### What the exercise asks
Extract all of the entries and set them down verbatim.

### Supplied entries

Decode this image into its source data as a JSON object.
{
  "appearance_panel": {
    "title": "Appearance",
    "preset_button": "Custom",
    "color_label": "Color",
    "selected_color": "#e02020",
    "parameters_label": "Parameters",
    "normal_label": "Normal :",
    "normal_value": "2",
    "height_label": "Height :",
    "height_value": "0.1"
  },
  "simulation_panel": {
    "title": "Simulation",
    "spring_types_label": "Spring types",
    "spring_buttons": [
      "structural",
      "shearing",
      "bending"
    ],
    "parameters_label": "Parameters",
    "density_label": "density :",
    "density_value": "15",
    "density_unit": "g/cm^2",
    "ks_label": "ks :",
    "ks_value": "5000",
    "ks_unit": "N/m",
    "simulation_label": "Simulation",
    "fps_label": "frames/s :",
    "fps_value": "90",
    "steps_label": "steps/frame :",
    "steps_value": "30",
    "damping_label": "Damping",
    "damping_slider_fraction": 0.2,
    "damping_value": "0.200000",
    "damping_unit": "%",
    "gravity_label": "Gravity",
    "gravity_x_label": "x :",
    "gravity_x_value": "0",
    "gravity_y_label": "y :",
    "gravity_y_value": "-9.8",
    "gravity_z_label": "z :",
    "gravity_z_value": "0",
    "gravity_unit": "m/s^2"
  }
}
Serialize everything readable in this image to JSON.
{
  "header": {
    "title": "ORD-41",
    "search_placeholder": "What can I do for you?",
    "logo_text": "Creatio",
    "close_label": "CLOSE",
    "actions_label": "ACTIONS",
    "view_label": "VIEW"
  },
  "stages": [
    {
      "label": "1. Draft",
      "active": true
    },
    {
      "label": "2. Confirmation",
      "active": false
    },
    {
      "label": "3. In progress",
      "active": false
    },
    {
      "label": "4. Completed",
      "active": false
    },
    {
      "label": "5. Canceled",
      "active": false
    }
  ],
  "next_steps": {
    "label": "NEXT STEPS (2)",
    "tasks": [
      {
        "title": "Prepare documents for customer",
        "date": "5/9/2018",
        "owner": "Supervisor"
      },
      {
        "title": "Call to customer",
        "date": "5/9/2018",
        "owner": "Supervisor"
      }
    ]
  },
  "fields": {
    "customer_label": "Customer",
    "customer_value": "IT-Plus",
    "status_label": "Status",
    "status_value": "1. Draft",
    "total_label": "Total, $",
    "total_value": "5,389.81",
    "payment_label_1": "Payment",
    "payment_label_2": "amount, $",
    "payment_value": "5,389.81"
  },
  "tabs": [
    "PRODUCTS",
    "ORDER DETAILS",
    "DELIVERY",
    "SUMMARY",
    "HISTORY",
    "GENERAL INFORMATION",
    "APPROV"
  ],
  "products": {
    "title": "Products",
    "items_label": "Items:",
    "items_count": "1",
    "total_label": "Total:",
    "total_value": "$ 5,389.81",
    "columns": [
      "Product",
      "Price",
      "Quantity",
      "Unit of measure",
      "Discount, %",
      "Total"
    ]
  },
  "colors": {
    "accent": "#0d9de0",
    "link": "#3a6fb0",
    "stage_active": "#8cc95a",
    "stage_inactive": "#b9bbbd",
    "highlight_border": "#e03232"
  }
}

### Exercise result
Decode this image into its source data as a JSON object.
{
  "appearance_panel": {
    "title": "Appearance",
    "preset_button": "Custom",
    "color_label": "Color",
    "selected_color": "#e02020",
    "parameters_label": "Parameters",
    "normal_label": "Normal :",
    "normal_value": "2",
    "height_label": "Height :",
    "height_value": "0.1"
  },
  "simulation_panel": {
    "title": "Simulation",
    "spring_types_label": "Spring types",
    "spring_buttons": [
      "structural",
      "shearing",
      "bending"
    ],
    "parameters_label": "Parameters",
    "density_label": "density :",
    "density_value": "15",
    "density_unit": "g/cm^2",
    "ks_label": "ks :",
    "ks_value": "5000",
    "ks_unit": "N/m",
    "simulation_label": "Simulation",
    "fps_label": "frames/s :",
    "fps_value": "90",
    "steps_label": "steps/frame :",
    "steps_value": "30",
    "damping_label": "Damping",
    "damping_slider_fraction": 0.2,
    "damping_value": "0.200000",
    "damping_unit": "%",
    "gravity_label": "Gravity",
    "gravity_x_label": "x :",
    "gravity_x_value": "0",
    "gravity_y_label": "y :",
    "gravity_y_value": "-9.8",
    "gravity_z_label": "z :",
    "gravity_z_value": "0",
    "gravity_unit": "m/s^2"
  }
}
Serialize everything readable in this image to JSON.
{
  "header": {
    "title": "ORD-41",
    "search_placeholder": "What can I do for you?",
    "logo_text": "Creatio",
    "close_label": "CLOSE",
    "actions_label": "ACTIONS",
    "view_label": "VIEW"
  },
  "stages": [
    {
      "label": "1. Draft",
      "active": true
    },
    {
      "label": "2. Confirmation",
      "active": false
    },
    {
      "label": "3. In progress",
      "active": false
    },
    {
      "label": "4. Completed",
      "active": false
    },
    {
      "label": "5. Canceled",
      "active": false
    }
  ],
  "next_steps": {
    "label": "NEXT STEPS (2)",
    "tasks": [
      {
        "title": "Prepare documents for customer",
        "date": "5/9/2018",
        "owner": "Supervisor"
      },
      {
        "title": "Call to customer",
        "date": "5/9/2018",
        "owner": "Supervisor"
      }
    ]
  },
  "fields": {
    "customer_label": "Customer",
    "customer_value": "IT-Plus",
    "status_label": "Status",
    "status_value": "1. Draft",
    "total_label": "Total, $",
    "total_value": "5,389.81",
    "payment_label_1": "Payment",
    "payment_label_2": "amount, $",
    "payment_value": "5,389.81"
  },
  "tabs": [
    "PRODUCTS",
    "ORDER DETAILS",
    "DELIVERY",
    "SUMMARY",
    "HISTORY",
    "GENERAL INFORMATION",
    "APPROV"
  ],
  "products": {
    "title": "Products",
    "items_label": "Items:",
    "items_count": "1",
    "total_label": "Total:",
    "total_value": "$ 5,389.81",
    "columns": [
      "Product",
      "Price",
      "Quantity",
      "Unit of measure",
      "Discount, %",
      "Total"
    ]
  },
  "colors": {
    "accent": "#0d9de0",
    "link": "#3a6fb0",
    "stage_active": "#8cc95a",
    "stage_inactive": "#b9bbbd",
    "highlight_border": "#e03232"
  }
}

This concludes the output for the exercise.